Identify, in the records below, every line where the string "false" appears, and copy each such line.
— start INPUT FOR THIS TASK —
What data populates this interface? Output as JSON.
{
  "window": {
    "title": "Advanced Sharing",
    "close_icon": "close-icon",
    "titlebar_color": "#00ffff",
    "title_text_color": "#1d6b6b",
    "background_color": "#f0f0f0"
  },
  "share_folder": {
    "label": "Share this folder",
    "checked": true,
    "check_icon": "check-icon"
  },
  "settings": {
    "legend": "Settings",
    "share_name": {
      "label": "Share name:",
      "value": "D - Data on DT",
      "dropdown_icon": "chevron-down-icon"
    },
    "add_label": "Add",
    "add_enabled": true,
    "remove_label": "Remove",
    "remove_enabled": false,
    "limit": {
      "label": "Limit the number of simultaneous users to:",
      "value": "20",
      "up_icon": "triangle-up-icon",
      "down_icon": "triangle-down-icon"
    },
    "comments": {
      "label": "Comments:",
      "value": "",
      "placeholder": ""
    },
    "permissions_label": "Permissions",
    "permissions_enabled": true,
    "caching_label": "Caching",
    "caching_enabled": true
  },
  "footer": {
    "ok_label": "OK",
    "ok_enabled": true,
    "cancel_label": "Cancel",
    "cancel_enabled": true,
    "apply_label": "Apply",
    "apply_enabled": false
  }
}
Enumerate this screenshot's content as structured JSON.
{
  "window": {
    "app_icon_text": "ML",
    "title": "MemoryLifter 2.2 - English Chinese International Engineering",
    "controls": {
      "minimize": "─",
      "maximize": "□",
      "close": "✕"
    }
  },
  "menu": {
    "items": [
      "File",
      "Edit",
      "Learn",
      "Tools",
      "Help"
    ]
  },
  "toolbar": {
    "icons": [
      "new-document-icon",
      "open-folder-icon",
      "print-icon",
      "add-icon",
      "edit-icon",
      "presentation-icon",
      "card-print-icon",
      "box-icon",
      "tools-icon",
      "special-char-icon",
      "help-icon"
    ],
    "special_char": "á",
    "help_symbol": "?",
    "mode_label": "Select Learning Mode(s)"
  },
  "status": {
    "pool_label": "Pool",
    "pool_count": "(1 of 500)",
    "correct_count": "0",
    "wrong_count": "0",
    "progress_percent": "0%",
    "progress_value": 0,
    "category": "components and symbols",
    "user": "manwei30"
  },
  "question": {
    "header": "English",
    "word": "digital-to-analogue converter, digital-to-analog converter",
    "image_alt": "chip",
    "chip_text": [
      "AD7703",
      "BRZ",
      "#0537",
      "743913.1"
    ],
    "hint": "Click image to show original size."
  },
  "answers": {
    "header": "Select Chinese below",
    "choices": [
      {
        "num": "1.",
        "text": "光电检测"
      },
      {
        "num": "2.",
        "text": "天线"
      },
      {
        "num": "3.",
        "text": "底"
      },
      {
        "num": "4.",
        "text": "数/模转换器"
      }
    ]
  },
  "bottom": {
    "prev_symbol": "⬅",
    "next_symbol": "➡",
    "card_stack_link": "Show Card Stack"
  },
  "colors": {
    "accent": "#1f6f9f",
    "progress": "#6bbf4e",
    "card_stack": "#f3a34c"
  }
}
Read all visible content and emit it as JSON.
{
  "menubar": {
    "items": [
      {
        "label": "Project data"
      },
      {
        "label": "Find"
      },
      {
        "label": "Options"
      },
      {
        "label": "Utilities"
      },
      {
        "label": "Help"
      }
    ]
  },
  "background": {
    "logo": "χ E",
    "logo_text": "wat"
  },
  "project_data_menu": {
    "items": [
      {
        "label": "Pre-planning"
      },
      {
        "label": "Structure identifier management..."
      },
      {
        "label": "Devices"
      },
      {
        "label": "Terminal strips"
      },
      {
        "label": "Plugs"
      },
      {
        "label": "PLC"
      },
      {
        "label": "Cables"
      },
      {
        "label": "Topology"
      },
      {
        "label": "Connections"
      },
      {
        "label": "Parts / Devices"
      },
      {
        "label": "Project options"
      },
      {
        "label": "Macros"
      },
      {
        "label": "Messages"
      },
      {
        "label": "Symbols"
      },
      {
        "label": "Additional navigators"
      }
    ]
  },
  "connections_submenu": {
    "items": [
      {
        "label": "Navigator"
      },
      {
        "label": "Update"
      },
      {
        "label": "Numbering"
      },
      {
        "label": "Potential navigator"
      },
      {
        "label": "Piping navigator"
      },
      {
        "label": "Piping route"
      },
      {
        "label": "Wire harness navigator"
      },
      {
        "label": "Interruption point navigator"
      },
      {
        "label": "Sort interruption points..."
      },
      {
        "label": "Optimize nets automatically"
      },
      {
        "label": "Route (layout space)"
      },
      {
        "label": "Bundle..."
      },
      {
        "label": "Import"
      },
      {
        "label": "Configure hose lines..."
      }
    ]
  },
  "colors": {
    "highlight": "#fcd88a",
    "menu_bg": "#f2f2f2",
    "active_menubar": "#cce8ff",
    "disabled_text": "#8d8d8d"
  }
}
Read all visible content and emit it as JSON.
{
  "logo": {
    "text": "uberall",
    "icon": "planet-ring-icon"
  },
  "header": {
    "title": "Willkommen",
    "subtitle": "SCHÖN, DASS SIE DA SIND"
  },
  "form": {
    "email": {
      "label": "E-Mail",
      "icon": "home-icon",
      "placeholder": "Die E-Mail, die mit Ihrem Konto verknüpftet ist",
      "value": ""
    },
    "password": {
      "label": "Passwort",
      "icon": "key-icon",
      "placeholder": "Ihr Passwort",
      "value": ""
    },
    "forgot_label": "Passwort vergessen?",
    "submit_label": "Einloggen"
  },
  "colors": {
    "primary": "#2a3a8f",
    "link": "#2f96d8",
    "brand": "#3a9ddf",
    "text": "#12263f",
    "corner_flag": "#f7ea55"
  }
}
— end INPUT FOR THIS TASK —
* _FULL ANSWER_:
    "remove_enabled": false,
    "apply_enabled": false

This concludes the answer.